PROVIDED PASSAGE

***

Do You think Orange Theory is Right for You?
Orangetheory is a wonderful workout option, according to experts, because the intensity is dependent on your particular heart rate zones, making it suitable for people of various fitness levels. Because You can modify the workouts so easily, Orangetheory is a wonderful option for beginners. It’s also fantastic since the zones you’re assigned are unique, based on your height and weight, among other things.
Many Orangetheory members believe that the various daily workouts foster camaraderie and community inside their gyms, which is another compelling incentive to keep going. Another advantage of having a standard daily activity across all gyms is that it allows the coach to spend more time demonstrating modifications that can be made to take an individual’s training to the next level (or make it safer or more manageable), rather than showing an exercise or explaining how to do a move.
While the freedom to customize workouts makes Orangetheory a viable training option for many people, it’s still a good idea to speak with a doctor before beginning any strenuous program.

***

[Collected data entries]

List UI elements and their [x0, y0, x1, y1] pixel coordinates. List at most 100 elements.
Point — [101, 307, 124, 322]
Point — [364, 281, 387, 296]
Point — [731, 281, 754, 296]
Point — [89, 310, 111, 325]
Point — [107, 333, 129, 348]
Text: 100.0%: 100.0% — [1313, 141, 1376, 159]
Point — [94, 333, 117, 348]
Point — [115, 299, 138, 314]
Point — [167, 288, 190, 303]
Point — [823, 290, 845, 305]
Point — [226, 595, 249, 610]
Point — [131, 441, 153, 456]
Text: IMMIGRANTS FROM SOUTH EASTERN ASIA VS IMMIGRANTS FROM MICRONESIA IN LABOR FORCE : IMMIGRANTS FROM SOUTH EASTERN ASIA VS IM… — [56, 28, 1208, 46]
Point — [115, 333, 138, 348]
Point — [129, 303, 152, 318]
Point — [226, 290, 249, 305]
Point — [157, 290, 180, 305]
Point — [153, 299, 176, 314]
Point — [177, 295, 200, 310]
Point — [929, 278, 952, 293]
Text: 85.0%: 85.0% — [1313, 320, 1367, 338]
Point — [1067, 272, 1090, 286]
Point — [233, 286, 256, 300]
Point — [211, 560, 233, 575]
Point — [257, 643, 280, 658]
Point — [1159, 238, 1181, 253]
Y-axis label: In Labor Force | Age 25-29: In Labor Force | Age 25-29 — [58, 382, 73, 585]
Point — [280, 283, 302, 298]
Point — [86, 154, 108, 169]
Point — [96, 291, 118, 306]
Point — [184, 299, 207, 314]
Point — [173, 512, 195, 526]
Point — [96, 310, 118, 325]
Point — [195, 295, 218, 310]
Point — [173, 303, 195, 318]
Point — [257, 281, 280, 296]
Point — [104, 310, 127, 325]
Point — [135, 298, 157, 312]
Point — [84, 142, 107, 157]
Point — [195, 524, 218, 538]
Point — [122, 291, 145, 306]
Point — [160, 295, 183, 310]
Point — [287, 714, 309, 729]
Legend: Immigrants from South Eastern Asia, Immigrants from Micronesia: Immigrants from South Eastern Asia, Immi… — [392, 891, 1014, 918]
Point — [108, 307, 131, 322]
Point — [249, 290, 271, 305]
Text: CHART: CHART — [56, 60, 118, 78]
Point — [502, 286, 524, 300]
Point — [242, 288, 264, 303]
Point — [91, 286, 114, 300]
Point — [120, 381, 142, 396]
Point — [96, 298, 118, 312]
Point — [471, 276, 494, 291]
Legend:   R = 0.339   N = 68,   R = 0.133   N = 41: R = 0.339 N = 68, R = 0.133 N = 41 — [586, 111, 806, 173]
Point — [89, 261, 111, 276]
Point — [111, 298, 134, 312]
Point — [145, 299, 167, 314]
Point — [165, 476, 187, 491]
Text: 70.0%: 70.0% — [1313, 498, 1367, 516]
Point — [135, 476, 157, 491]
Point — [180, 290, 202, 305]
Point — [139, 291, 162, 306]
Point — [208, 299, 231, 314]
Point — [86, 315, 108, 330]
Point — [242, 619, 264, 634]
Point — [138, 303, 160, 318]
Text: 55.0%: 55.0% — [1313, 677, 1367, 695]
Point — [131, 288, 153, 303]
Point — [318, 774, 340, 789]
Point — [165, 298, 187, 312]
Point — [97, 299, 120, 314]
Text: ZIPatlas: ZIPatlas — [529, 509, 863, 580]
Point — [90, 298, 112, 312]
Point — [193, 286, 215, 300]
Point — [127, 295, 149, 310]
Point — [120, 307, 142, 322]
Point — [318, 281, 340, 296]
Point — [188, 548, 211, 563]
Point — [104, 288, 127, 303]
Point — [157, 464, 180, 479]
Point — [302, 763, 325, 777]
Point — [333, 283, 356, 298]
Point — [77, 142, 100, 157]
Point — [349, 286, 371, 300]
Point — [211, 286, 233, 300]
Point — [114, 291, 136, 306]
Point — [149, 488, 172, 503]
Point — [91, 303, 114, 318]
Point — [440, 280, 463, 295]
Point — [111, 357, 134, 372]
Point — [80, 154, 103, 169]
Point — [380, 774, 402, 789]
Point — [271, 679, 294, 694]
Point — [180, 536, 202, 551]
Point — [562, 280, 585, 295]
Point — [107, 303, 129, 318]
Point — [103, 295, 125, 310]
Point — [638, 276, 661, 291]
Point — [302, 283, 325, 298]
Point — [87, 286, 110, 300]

***

REQUIRED WORK
A. In the Orangetheory text, what does the assignment of a person's zones depend on?
B. Pick up the Orangetheory text after its final sentence and keep writing.

TASK RESPONSES
A. Their height and weight, among other things.

B.
In this type of atmosphere, you risk overexerting yourself because you see how quickly others work around you and feel forced to keep up. While adhering to the zones assigned to you, make sure you listen to your body and set your boundaries. Don’t be misled by the speed or weight that others in the class are using. To avoid damage, pay attention to your body and respect your boundaries.
“You’re asking for an injury if you go from not working out at all to an hour class where you’re trying to go as hard as you can to get into the ‘orange zone,'” experts say. They also point out that these classes don’t always account for adequate rest times, metabolic load, mechanical tension, or muscle damage. “Trying to lift heavy without sufficient recovery, knowing your % of one-rep max, and having your tempo under control won’t pack on the muscle,” they explain. So ease into it, especially if you’re currently in couch potato mode. A few weeks of activity like walking/jogging and weight training before trying a class could be a good idea.
How to Make the Orange Theory Approach Part of Your At-Home Workouts
It’s effortless to incorporate Orange Theory aspects into your home workouts. The best approach to track your heart rate during a workout is to use a fitness tracker like a FitBit or an Apple Watch.
You may lose your competitive spirit with the rest of the class, but pushing your heart rate to particular thresholds and thinking of your past success as your competitor will help you stay motivated. Try to do more reps in the same amount of time or the same amount of reps in less time in each workout than you could finish in the previous one. Keep a journal of your progress to see how your numbers, speed, and strength increase week by week.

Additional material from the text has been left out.